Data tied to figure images
****

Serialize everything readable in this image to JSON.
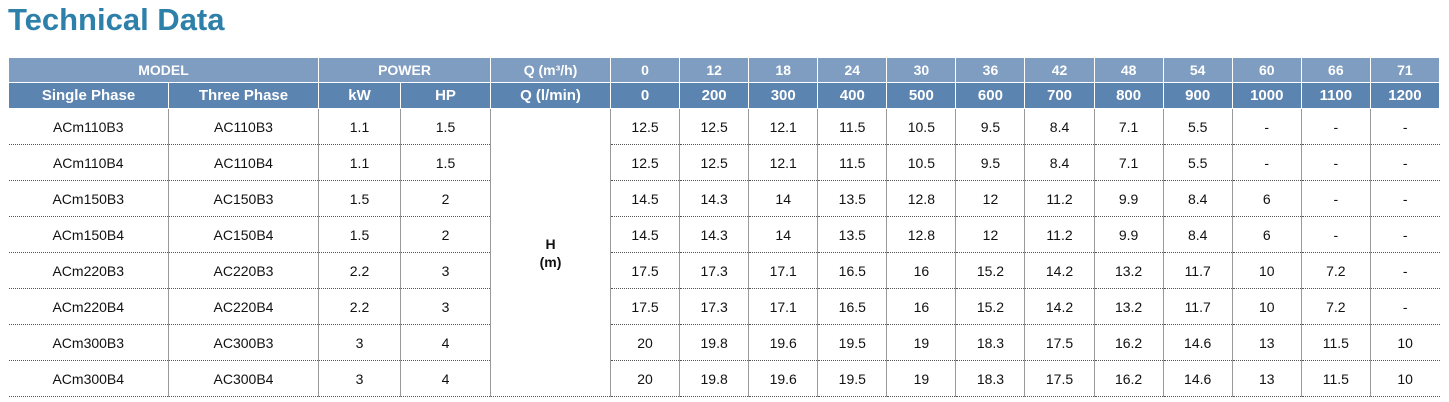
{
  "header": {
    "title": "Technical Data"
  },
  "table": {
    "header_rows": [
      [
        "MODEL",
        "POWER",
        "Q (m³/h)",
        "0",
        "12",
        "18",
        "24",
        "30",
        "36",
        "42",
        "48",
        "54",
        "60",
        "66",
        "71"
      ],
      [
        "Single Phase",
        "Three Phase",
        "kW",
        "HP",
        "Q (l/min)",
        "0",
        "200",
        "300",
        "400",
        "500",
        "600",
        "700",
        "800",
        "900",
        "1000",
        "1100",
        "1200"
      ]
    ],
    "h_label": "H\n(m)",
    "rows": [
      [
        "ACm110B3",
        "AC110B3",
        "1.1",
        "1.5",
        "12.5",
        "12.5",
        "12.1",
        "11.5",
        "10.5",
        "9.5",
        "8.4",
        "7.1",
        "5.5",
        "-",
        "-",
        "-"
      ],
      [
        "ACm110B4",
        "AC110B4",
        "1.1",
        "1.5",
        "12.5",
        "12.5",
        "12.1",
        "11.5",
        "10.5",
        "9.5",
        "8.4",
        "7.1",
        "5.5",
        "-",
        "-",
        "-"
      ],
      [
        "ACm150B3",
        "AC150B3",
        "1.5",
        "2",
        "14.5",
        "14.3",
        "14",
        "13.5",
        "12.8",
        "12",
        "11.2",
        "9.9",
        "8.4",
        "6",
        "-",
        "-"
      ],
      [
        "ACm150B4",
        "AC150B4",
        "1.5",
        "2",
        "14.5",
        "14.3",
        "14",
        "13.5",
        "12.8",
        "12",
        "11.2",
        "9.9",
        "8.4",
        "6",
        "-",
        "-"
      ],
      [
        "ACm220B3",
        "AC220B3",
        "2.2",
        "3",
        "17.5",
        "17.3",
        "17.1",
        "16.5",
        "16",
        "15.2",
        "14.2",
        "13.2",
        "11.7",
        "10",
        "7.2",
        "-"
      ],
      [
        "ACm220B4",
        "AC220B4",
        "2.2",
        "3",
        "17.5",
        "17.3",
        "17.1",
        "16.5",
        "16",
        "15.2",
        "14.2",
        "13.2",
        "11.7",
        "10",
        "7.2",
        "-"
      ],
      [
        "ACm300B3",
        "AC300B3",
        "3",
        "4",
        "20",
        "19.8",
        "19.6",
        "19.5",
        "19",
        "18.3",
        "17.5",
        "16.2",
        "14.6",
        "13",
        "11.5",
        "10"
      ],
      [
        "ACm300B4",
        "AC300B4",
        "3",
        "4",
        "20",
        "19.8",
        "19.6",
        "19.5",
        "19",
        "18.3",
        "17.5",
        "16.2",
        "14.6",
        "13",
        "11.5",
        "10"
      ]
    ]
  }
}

****

**OBJECTIVE:** Skipping the pictures, transcribe each line above exactly as it appears.

**WORKED SOLUTION:**
Serialize everything readable in this image to JSON.
{
  "header": {
    "title": "Technical Data"
  },
  "table": {
    "header_rows": [
      [
        "MODEL",
        "POWER",
        "Q (m³/h)",
        "0",
        "12",
        "18",
        "24",
        "30",
        "36",
        "42",
        "48",
        "54",
        "60",
        "66",
        "71"
      ],
      [
        "Single Phase",
        "Three Phase",
        "kW",
        "HP",
        "Q (l/min)",
        "0",
        "200",
        "300",
        "400",
        "500",
        "600",
        "700",
        "800",
        "900",
        "1000",
        "1100",
        "1200"
      ]
    ],
    "h_label": "H\n(m)",
    "rows": [
      [
        "ACm110B3",
        "AC110B3",
        "1.1",
        "1.5",
        "12.5",
        "12.5",
        "12.1",
        "11.5",
        "10.5",
        "9.5",
        "8.4",
        "7.1",
        "5.5",
        "-",
        "-",
        "-"
      ],
      [
        "ACm110B4",
        "AC110B4",
        "1.1",
        "1.5",
        "12.5",
        "12.5",
        "12.1",
        "11.5",
        "10.5",
        "9.5",
        "8.4",
        "7.1",
        "5.5",
        "-",
        "-",
        "-"
      ],
      [
        "ACm150B3",
        "AC150B3",
        "1.5",
        "2",
        "14.5",
        "14.3",
        "14",
        "13.5",
        "12.8",
        "12",
        "11.2",
        "9.9",
        "8.4",
        "6",
        "-",
        "-"
      ],
      [
        "ACm150B4",
        "AC150B4",
        "1.5",
        "2",
        "14.5",
        "14.3",
        "14",
        "13.5",
        "12.8",
        "12",
        "11.2",
        "9.9",
        "8.4",
        "6",
        "-",
        "-"
      ],
      [
        "ACm220B3",
        "AC220B3",
        "2.2",
        "3",
        "17.5",
        "17.3",
        "17.1",
        "16.5",
        "16",
        "15.2",
        "14.2",
        "13.2",
        "11.7",
        "10",
        "7.2",
        "-"
      ],
      [
        "ACm220B4",
        "AC220B4",
        "2.2",
        "3",
        "17.5",
        "17.3",
        "17.1",
        "16.5",
        "16",
        "15.2",
        "14.2",
        "13.2",
        "11.7",
        "10",
        "7.2",
        "-"
      ],
      [
        "ACm300B3",
        "AC300B3",
        "3",
        "4",
        "20",
        "19.8",
        "19.6",
        "19.5",
        "19",
        "18.3",
        "17.5",
        "16.2",
        "14.6",
        "13",
        "11.5",
        "10"
      ],
      [
        "ACm300B4",
        "AC300B4",
        "3",
        "4",
        "20",
        "19.8",
        "19.6",
        "19.5",
        "19",
        "18.3",
        "17.5",
        "16.2",
        "14.6",
        "13",
        "11.5",
        "10"
      ]
    ]
  }
}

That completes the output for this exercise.